Spatial layout entries
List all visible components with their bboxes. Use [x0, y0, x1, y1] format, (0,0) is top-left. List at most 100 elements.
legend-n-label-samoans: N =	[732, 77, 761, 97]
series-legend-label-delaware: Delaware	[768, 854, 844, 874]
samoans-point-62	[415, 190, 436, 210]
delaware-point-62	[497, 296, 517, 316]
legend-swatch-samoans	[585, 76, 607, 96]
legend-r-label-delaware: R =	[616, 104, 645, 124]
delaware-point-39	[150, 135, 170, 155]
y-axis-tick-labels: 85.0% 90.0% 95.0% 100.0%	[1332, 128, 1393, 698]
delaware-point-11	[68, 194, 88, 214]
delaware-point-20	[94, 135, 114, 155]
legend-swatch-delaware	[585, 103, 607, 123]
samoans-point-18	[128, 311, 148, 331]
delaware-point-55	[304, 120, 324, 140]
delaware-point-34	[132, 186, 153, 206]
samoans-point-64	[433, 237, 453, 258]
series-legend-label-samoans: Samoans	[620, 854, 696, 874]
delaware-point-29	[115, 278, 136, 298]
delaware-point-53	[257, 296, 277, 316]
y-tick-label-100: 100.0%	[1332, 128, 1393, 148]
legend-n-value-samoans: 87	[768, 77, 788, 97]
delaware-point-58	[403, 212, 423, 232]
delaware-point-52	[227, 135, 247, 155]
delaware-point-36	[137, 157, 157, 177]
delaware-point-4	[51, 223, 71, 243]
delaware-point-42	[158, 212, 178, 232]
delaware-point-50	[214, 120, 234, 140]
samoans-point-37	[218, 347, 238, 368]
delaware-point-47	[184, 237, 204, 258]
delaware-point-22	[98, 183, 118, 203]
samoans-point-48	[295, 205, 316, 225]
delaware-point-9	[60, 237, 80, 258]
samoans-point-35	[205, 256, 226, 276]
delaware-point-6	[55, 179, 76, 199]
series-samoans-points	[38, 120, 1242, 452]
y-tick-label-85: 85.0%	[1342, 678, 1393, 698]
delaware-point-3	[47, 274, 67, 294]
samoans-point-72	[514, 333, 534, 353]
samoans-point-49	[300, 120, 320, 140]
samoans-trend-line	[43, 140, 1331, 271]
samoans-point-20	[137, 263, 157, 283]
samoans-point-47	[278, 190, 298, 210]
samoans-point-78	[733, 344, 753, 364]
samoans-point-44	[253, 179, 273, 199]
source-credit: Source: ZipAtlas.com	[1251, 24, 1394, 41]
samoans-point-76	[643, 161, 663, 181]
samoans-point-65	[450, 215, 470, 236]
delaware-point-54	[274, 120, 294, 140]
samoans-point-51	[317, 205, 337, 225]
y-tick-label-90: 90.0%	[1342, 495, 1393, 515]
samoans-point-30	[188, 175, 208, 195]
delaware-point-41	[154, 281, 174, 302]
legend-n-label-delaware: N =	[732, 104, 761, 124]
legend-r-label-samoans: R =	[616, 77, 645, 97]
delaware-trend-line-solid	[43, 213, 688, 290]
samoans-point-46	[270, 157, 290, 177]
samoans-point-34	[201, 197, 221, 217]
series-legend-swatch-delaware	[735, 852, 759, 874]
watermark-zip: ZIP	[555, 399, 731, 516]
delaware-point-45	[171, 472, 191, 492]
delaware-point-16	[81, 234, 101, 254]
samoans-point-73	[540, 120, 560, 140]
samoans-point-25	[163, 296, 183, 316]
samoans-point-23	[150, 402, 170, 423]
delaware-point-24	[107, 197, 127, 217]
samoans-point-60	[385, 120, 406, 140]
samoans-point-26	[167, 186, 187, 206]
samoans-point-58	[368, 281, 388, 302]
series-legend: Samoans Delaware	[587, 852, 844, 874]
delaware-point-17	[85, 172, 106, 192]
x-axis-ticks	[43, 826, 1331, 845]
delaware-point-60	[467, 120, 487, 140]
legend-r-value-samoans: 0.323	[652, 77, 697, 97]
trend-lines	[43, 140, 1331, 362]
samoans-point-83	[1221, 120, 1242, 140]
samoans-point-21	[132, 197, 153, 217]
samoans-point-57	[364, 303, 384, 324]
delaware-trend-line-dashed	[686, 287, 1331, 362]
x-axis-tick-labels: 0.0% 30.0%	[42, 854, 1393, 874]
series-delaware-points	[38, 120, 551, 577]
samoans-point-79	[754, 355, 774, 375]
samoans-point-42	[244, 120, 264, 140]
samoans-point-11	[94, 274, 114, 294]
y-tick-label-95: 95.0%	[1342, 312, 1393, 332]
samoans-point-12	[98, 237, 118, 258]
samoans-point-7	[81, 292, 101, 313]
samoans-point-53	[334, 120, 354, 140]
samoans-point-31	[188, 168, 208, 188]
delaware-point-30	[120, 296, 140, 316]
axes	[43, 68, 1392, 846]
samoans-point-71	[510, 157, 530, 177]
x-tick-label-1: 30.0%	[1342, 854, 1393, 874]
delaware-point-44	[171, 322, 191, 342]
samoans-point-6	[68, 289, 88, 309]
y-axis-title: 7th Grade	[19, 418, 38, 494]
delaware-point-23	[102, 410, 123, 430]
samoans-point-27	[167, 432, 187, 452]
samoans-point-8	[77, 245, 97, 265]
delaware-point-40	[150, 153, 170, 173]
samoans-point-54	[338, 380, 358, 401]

REQUIRED WORK
Reproduce the entries from the start of the entries through the line that contains "76, 607, 96]", inclusive, changing "bboxes" to "bounding boxes" and leaving everything else unchanged.

RESPONSE BELOW
List all visible components with their bounding boxes. Use [x0, y0, x1, y1] format, (0,0) is top-left. List at most 100 elements.
legend-n-label-samoans: N =	[732, 77, 761, 97]
series-legend-label-delaware: Delaware	[768, 854, 844, 874]
samoans-point-62	[415, 190, 436, 210]
delaware-point-62	[497, 296, 517, 316]
legend-swatch-samoans	[585, 76, 607, 96]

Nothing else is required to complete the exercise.